[Supplied data]

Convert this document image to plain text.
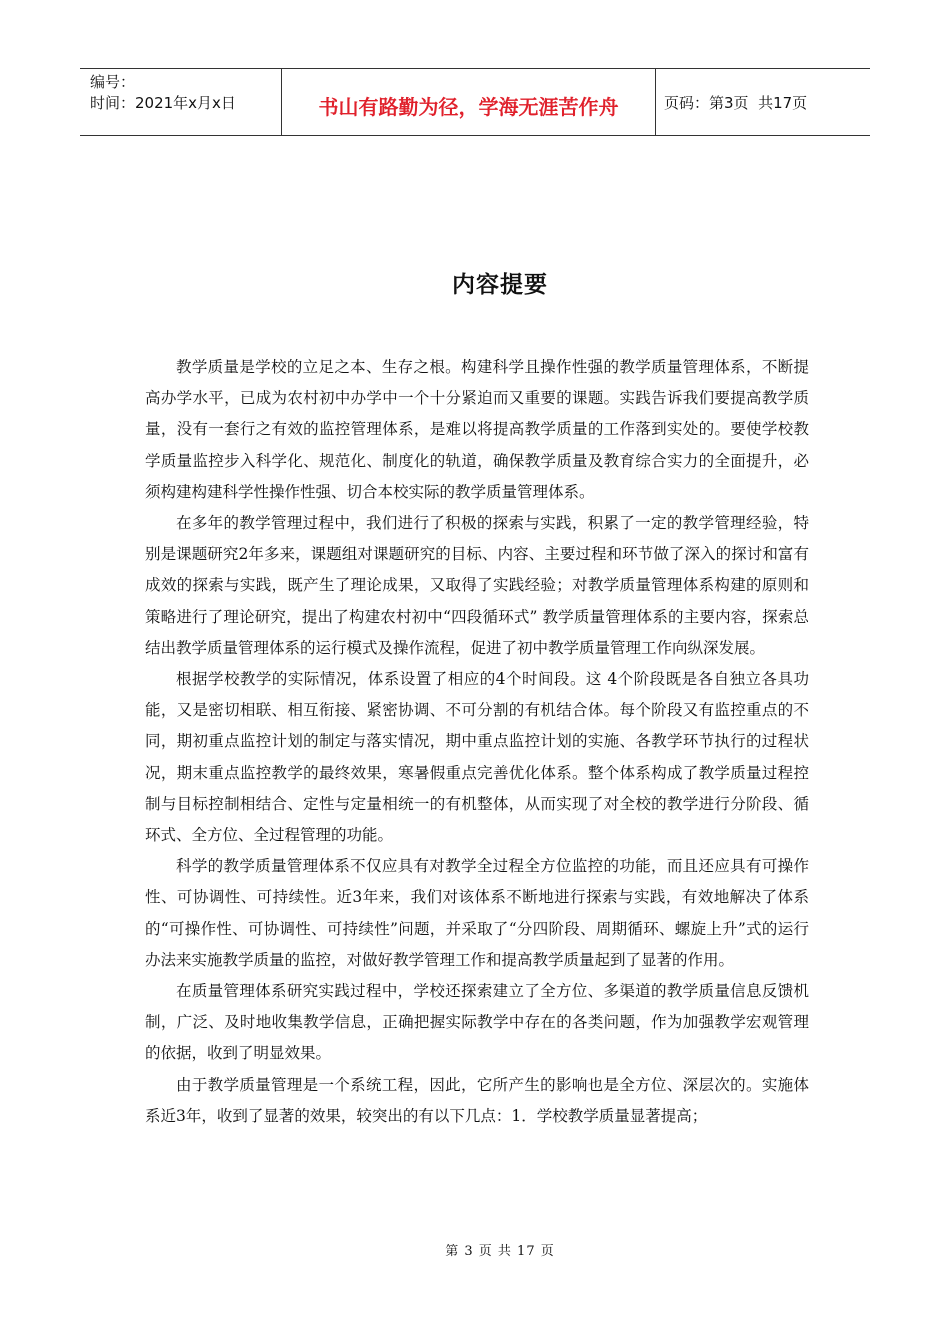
编号：
时间：2021年x月x日	书山有路勤为径，学海无涯苦作舟	页码：第3页  共17页
内容提要

教学质量是学校的立足之本、生存之根。构建科学且操作性强的教学质量管理体系，不断提高办学水平，已成为农村初中办学中一个十分紧迫而又重要的课题。实践告诉我们要提高教学质量，没有一套行之有效的监控管理体系，是难以将提高教学质量的工作落到实处的。要使学校教学质量监控步入科学化、规范化、制度化的轨道，确保教学质量及教育综合实力的全面提升，必须构建构建科学性操作性强、切合本校实际的教学质量管理体系。

在多年的教学管理过程中，我们进行了积极的探索与实践，积累了一定的教学管理经验，特别是课题研究2年多来，课题组对课题研究的目标、内容、主要过程和环节做了深入的探讨和富有成效的探索与实践，既产生了理论成果，又取得了实践经验；对教学质量管理体系构建的原则和策略进行了理论研究，提出了构建农村初中“四段循环式” 教学质量管理体系的主要内容，探索总结出教学质量管理体系的运行模式及操作流程，促进了初中教学质量管理工作向纵深发展。

根据学校教学的实际情况，体系设置了相应的4个时间段。这 4个阶段既是各自独立各具功能，又是密切相联、相互衔接、紧密协调、不可分割的有机结合体。每个阶段又有监控重点的不同，期初重点监控计划的制定与落实情况，期中重点监控计划的实施、各教学环节执行的过程状况，期末重点监控教学的最终效果，寒暑假重点完善优化体系。整个体系构成了教学质量过程控制与目标控制相结合、定性与定量相统一的有机整体，从而实现了对全校的教学进行分阶段、循环式、全方位、全过程管理的功能。

科学的教学质量管理体系不仅应具有对教学全过程全方位监控的功能，而且还应具有可操作性、可协调性、可持续性。近3年来，我们对该体系不断地进行探索与实践，有效地解决了体系的“可操作性、可协调性、可持续性”问题，并采取了“分四阶段、周期循环、螺旋上升”式的运行办法来实施教学质量的监控，对做好教学管理工作和提高教学质量起到了显著的作用。

在质量管理体系研究实践过程中，学校还探索建立了全方位、多渠道的教学质量信息反馈机制，广泛、及时地收集教学信息，正确把握实际教学中存在的各类问题，作为加强教学宏观管理的依据，收到了明显效果。

由于教学质量管理是一个系统工程，因此，它所产生的影响也是全方位、深层次的。实施体系近3年，收到了显著的效果，较突出的有以下几点：1．学校教学质量显著提高；

第 3 页 共 17 页
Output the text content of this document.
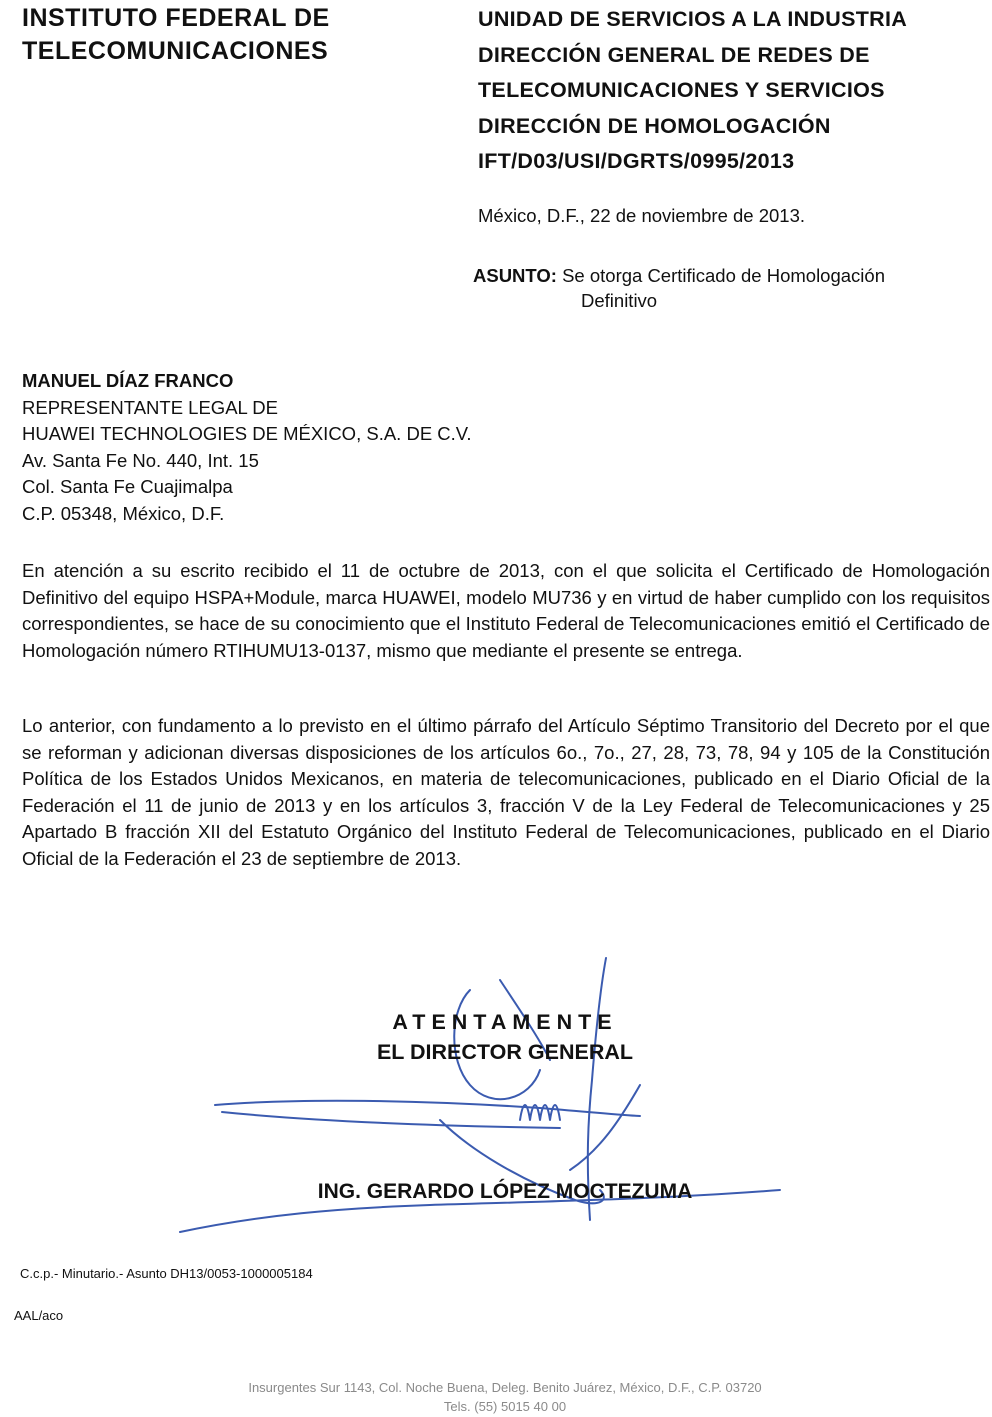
INSTITUTO FEDERAL DE
TELECOMUNICACIONES
UNIDAD DE SERVICIOS A LA INDUSTRIA
DIRECCIÓN GENERAL DE REDES DE
TELECOMUNICACIONES Y SERVICIOS
DIRECCIÓN DE HOMOLOGACIÓN
IFT/D03/USI/DGRTS/0995/2013
México, D.F., 22 de noviembre de 2013.
ASUNTO: Se otorga Certificado de Homologación
Definitivo
MANUEL DÍAZ FRANCO
REPRESENTANTE LEGAL DE
HUAWEI TECHNOLOGIES DE MÉXICO, S.A. DE C.V.
Av. Santa Fe No. 440, Int. 15
Col. Santa Fe Cuajimalpa
C.P. 05348, México, D.F.
En atención a su escrito recibido el 11 de octubre de 2013, con el que solicita el Certificado de Homologación Definitivo del equipo HSPA+Module, marca HUAWEI, modelo MU736 y en virtud de haber cumplido con los requisitos correspondientes, se hace de su conocimiento que el Instituto Federal de Telecomunicaciones emitió el Certificado de Homologación número RTIHUMU13-0137, mismo que mediante el presente se entrega.
Lo anterior, con fundamento a lo previsto en el último párrafo del Artículo Séptimo Transitorio del Decreto por el que se reforman y adicionan diversas disposiciones de los artículos 6o., 7o., 27, 28, 73, 78, 94 y 105 de la Constitución Política de los Estados Unidos Mexicanos, en materia de telecomunicaciones, publicado en el Diario Oficial de la Federación el 11 de junio de 2013 y en los artículos 3, fracción V de la Ley Federal de Telecomunicaciones y 25 Apartado B fracción XII del Estatuto Orgánico del Instituto Federal de Telecomunicaciones, publicado en el Diario Oficial de la Federación el 23 de septiembre de 2013.
ATENTAMENTE
EL DIRECTOR GENERAL
ING. GERARDO LÓPEZ MOCTEZUMA
C.c.p.- Minutario.- Asunto DH13/0053-1000005184
AAL/aco
Insurgentes Sur 1143, Col. Noche Buena, Deleg. Benito Juárez, México, D.F., C.P. 03720
Tels. (55) 5015 40 00
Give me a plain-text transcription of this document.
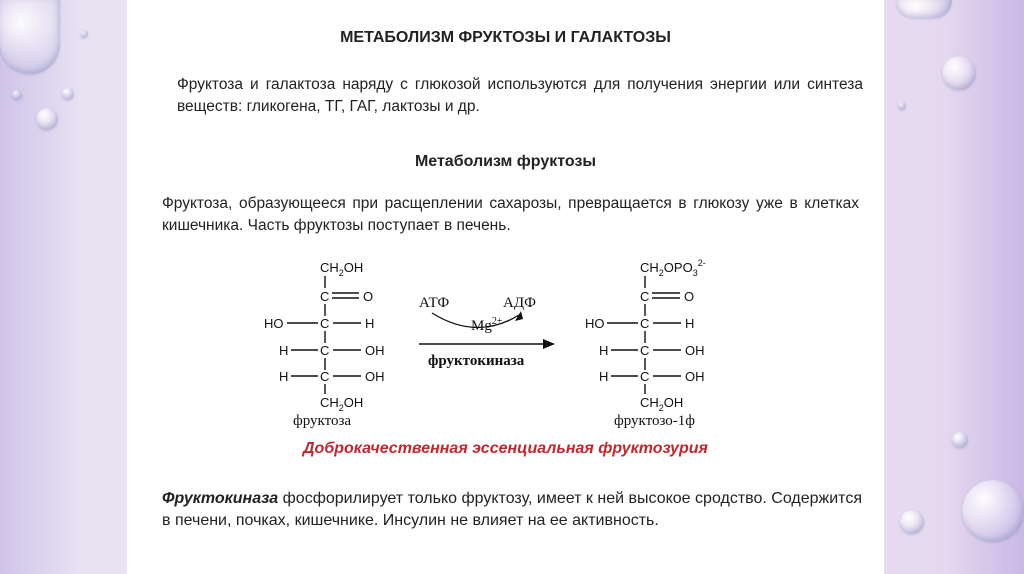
МЕТАБОЛИЗМ ФРУКТОЗЫ И ГАЛАКТОЗЫ
Фруктоза и галактоза наряду с глюкозой используются для получения энергии или синтеза веществ: гликогена, ТГ, ГАГ, лактозы и др.
Метаболизм фруктозы
Фруктоза, образующееся при расщеплении сахарозы, превращается в глюкозу уже в клетках кишечника. Часть фруктозы поступает в печень.
$CH_2OH$
C	O
HO	C	H
H C	OH
H C	OH
$CH_2OH$
фруктоза
АТФ	АДФ
$Mg^{2+}$
фруктокиназа
$CH_2OPO_3^{2-}$
C	O
HO	C	H
H C	OH
H C	OH
$CH_2OH$
фруктозо-1ф
Доброкачественная эссенциальная фруктозурия
Фруктокиназа фосфорилирует только фруктозу, имеет к ней высокое сродство. Содержится в печени, почках, кишечнике. Инсулин не влияет на ее активность.
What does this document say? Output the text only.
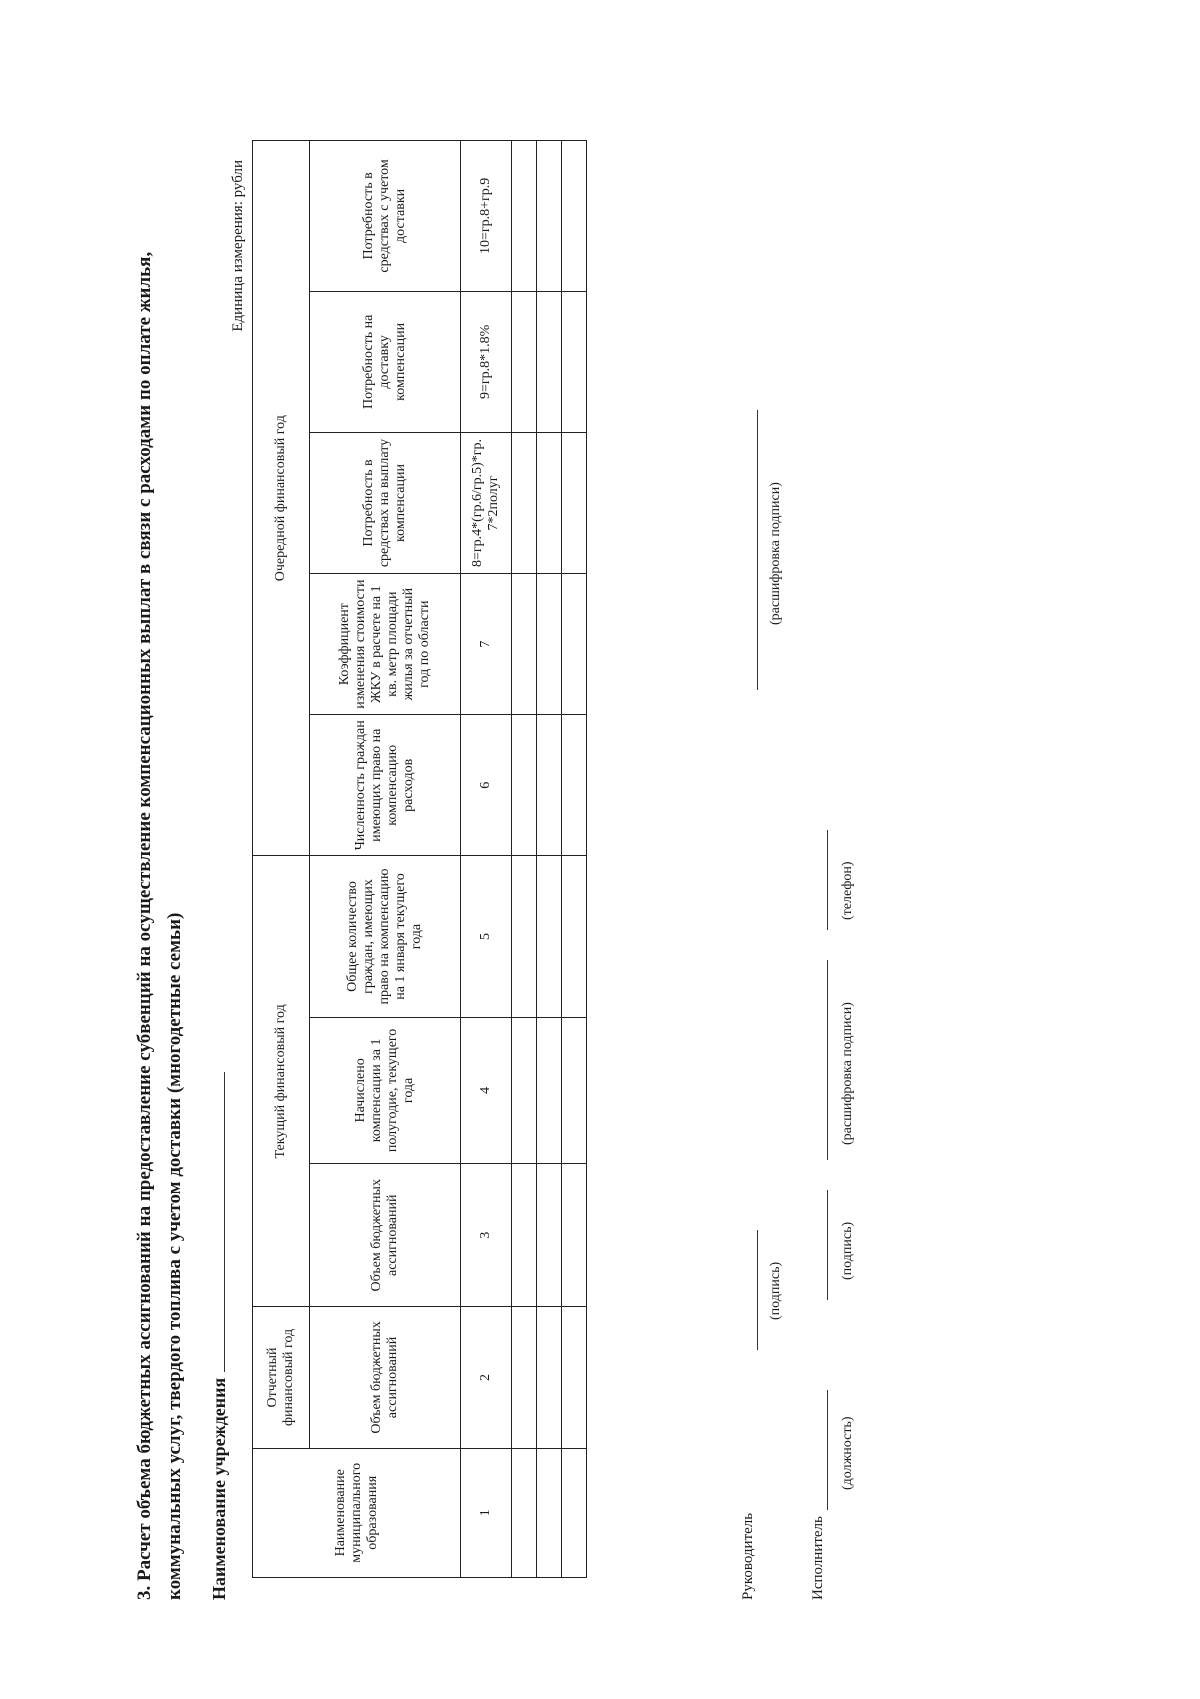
3. Расчет объема бюджетных ассигнований на предоставление субвенций на осуществление компенсационных выплат в связи с расходами по оплате жилья, коммунальных услуг, твердого топлива с учетом доставки (многодетные семьи) Наименование учреждения
Единица измерения: рубли
Наименование муниципального образования	Отчетный финансовый год	Текущий финансовый год			Очередной финансовый год				
	Объем бюджетных ассигнований	Объем бюджетных ассигнований	Начислено компенсации за 1 полугодие, текущего года	Общее количество граждан, имеющих право на компенсацию на 1 января текущего года	Численность граждан имеющих право на компенсацию расходов	Коэффициент изменения стоимости ЖКУ в расчете на 1 кв. метр площади жилья за отчетный год по области	Потребность в средствах на выплату компенсации	Потребность на доставку компенсации	Потребность в средствах с учетом доставки
1	2	3	4	5	6	7	8=гр.4*(гр.6/гр.5)*гр. 7*2полуг	9=гр.8*1.8%	10=гр.8+гр.9

Руководитель
(подпись)
(расшифровка подписи)
Исполнитель
(должность)
(подпись)
(расшифровка подписи)
(телефон)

[Work to be completed]
Any pictures should be dropped; transcribe the rest of the records above exactly.

[Task response]
Convert this document image to plain text.
编号：
时间：2021年x月x日	书山有路勤为径，学海无涯苦作舟	页码：第3页  共17页
内容提要

教学质量是学校的立足之本、生存之根。构建科学且操作性强的教学质量管理体系，不断提高办学水平，已成为农村初中办学中一个十分紧迫而又重要的课题。实践告诉我们要提高教学质量，没有一套行之有效的监控管理体系，是难以将提高教学质量的工作落到实处的。要使学校教学质量监控步入科学化、规范化、制度化的轨道，确保教学质量及教育综合实力的全面提升，必须构建构建科学性操作性强、切合本校实际的教学质量管理体系。

在多年的教学管理过程中，我们进行了积极的探索与实践，积累了一定的教学管理经验，特别是课题研究2年多来，课题组对课题研究的目标、内容、主要过程和环节做了深入的探讨和富有成效的探索与实践，既产生了理论成果，又取得了实践经验；对教学质量管理体系构建的原则和策略进行了理论研究，提出了构建农村初中“四段循环式” 教学质量管理体系的主要内容，探索总结出教学质量管理体系的运行模式及操作流程，促进了初中教学质量管理工作向纵深发展。

根据学校教学的实际情况，体系设置了相应的4个时间段。这 4个阶段既是各自独立各具功能，又是密切相联、相互衔接、紧密协调、不可分割的有机结合体。每个阶段又有监控重点的不同，期初重点监控计划的制定与落实情况，期中重点监控计划的实施、各教学环节执行的过程状况，期末重点监控教学的最终效果，寒暑假重点完善优化体系。整个体系构成了教学质量过程控制与目标控制相结合、定性与定量相统一的有机整体，从而实现了对全校的教学进行分阶段、循环式、全方位、全过程管理的功能。

科学的教学质量管理体系不仅应具有对教学全过程全方位监控的功能，而且还应具有可操作性、可协调性、可持续性。近3年来，我们对该体系不断地进行探索与实践，有效地解决了体系的“可操作性、可协调性、可持续性”问题，并采取了“分四阶段、周期循环、螺旋上升”式的运行办法来实施教学质量的监控，对做好教学管理工作和提高教学质量起到了显著的作用。

在质量管理体系研究实践过程中，学校还探索建立了全方位、多渠道的教学质量信息反馈机制，广泛、及时地收集教学信息，正确把握实际教学中存在的各类问题，作为加强教学宏观管理的依据，收到了明显效果。

由于教学质量管理是一个系统工程，因此，它所产生的影响也是全方位、深层次的。实施体系近3年，收到了显著的效果，较突出的有以下几点：1．学校教学质量显著提高；

第 3 页 共 17 页
Output the text content of this document.
INSTITUTO FEDERAL DE
TELECOMUNICACIONES
UNIDAD DE SERVICIOS A LA INDUSTRIA
DIRECCIÓN GENERAL DE REDES DE
TELECOMUNICACIONES Y SERVICIOS
DIRECCIÓN DE HOMOLOGACIÓN
IFT/D03/USI/DGRTS/0995/2013
México, D.F., 22 de noviembre de 2013.
ASUNTO: Se otorga Certificado de Homologación
Definitivo
MANUEL DÍAZ FRANCO
REPRESENTANTE LEGAL DE
HUAWEI TECHNOLOGIES DE MÉXICO, S.A. DE C.V.
Av. Santa Fe No. 440, Int. 15
Col. Santa Fe Cuajimalpa
C.P. 05348, México, D.F.
En atención a su escrito recibido el 11 de octubre de 2013, con el que solicita el Certificado de Homologación Definitivo del equipo HSPA+Module, marca HUAWEI, modelo MU736 y en virtud de haber cumplido con los requisitos correspondientes, se hace de su conocimiento que el Instituto Federal de Telecomunicaciones emitió el Certificado de Homologación número RTIHUMU13-0137, mismo que mediante el presente se entrega.
Lo anterior, con fundamento a lo previsto en el último párrafo del Artículo Séptimo Transitorio del Decreto por el que se reforman y adicionan diversas disposiciones de los artículos 6o., 7o., 27, 28, 73, 78, 94 y 105 de la Constitución Política de los Estados Unidos Mexicanos, en materia de telecomunicaciones, publicado en el Diario Oficial de la Federación el 11 de junio de 2013 y en los artículos 3, fracción V de la Ley Federal de Telecomunicaciones y 25 Apartado B fracción XII del Estatuto Orgánico del Instituto Federal de Telecomunicaciones, publicado en el Diario Oficial de la Federación el 23 de septiembre de 2013.
ATENTAMENTE
EL DIRECTOR GENERAL
ING. GERARDO LÓPEZ MOCTEZUMA
C.c.p.- Minutario.- Asunto DH13/0053-1000005184
AAL/aco
Insurgentes Sur 1143, Col. Noche Buena, Deleg. Benito Juárez, México, D.F., C.P. 03720
Tels. (55) 5015 40 00
Give me a plain-text transcription of this document.
МЕТАБОЛИЗМ ФРУКТОЗЫ И ГАЛАКТОЗЫ
Фруктоза и галактоза наряду с глюкозой используются для получения энергии или синтеза веществ: гликогена, ТГ, ГАГ, лактозы и др.
Метаболизм фруктозы
Фруктоза, образующееся при расщеплении сахарозы, превращается в глюкозу уже в клетках кишечника. Часть фруктозы поступает в печень.
$CH_2OH$
C	O
HO	C	H
H C	OH
H C	OH
$CH_2OH$
фруктоза
АТФ	АДФ
$Mg^{2+}$
фруктокиназа
$CH_2OPO_3^{2-}$
C	O
HO	C	H
H C	OH
H C	OH
$CH_2OH$
фруктозо-1ф
Доброкачественная эссенциальная фруктозурия
Фруктокиназа фосфорилирует только фруктозу, имеет к ней высокое сродство. Содержится в печени, почках, кишечнике. Инсулин не влияет на ее активность.
What does this document say? Output the text only.
3. Расчет объема бюджетных ассигнований на предоставление субвенций на осуществление компенсационных выплат в связи с расходами по оплате жилья, коммунальных услуг, твердого топлива с учетом доставки (многодетные семьи) Наименование учреждения
Единица измерения: рубли
Наименование муниципального образования	Отчетный финансовый год	Текущий финансовый год			Очередной финансовый год				
	Объем бюджетных ассигнований	Объем бюджетных ассигнований	Начислено компенсации за 1 полугодие, текущего года	Общее количество граждан, имеющих право на компенсацию на 1 января текущего года	Численность граждан имеющих право на компенсацию расходов	Коэффициент изменения стоимости ЖКУ в расчете на 1 кв. метр площади жилья за отчетный год по области	Потребность в средствах на выплату компенсации	Потребность на доставку компенсации	Потребность в средствах с учетом доставки
1	2	3	4	5	6	7	8=гр.4*(гр.6/гр.5)*гр. 7*2полуг	9=гр.8*1.8%	10=гр.8+гр.9

Руководитель
(подпись)
(расшифровка подписи)
Исполнитель
(должность)
(подпись)
(расшифровка подписи)
(телефон)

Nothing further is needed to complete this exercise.